### PROBLEM TO SOLVE
Identify the lines in the data below that contain "GUINÉ" and give only how many there are.

╭──

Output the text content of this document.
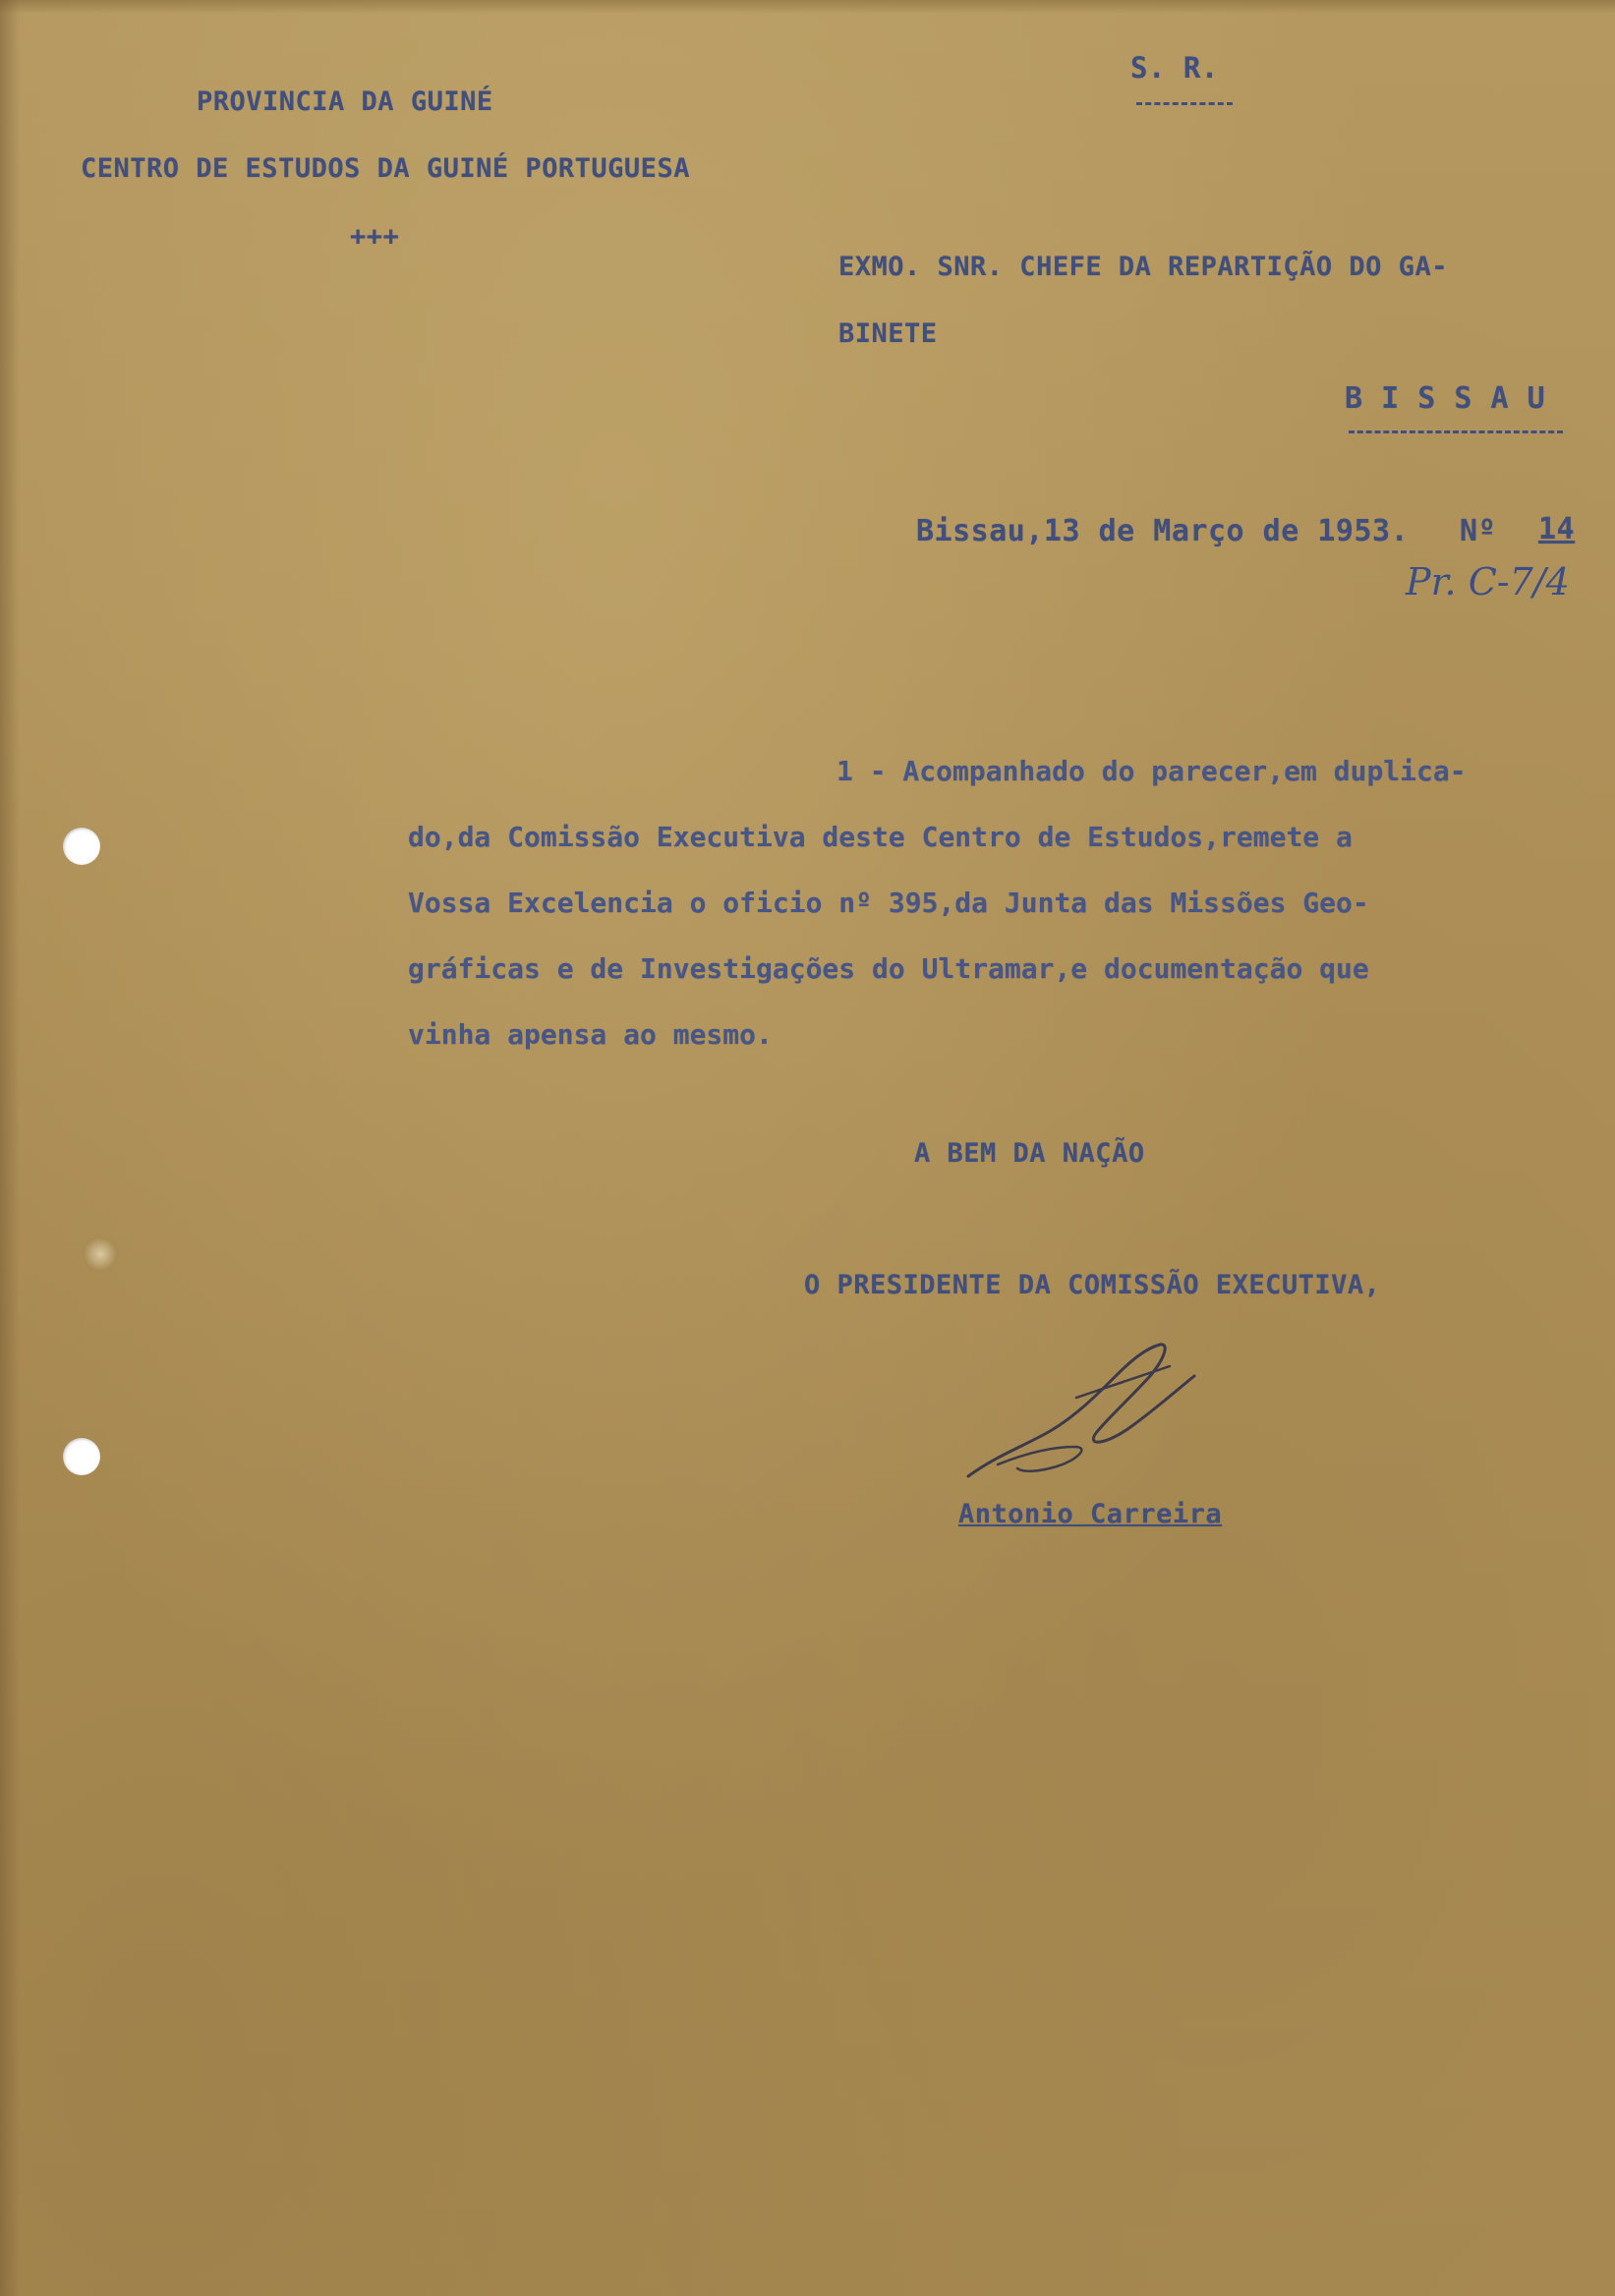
PROVINCIA DA GUINÉ
CENTRO DE ESTUDOS DA GUINÉ PORTUGUESA
+++
S. R.
EXMO. SNR. CHEFE DA REPARTIÇÃO DO GA-
BINETE
B I S S A U
Bissau,13 de Março de 1953. Nº 14
Pr. C-7/4
1 - Acompanhado do parecer,em duplica-
do,da Comissão Executiva deste Centro de Estudos,remete a
Vossa Excelencia o oficio nº 395,da Junta das Missões Geo-
gráficas e de Investigações do Ultramar,e documentação que
vinha apensa ao mesmo.
A BEM DA NAÇÃO
O PRESIDENTE DA COMISSÃO EXECUTIVA,
Antonio Carreira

╰──

### THE ANSWER
2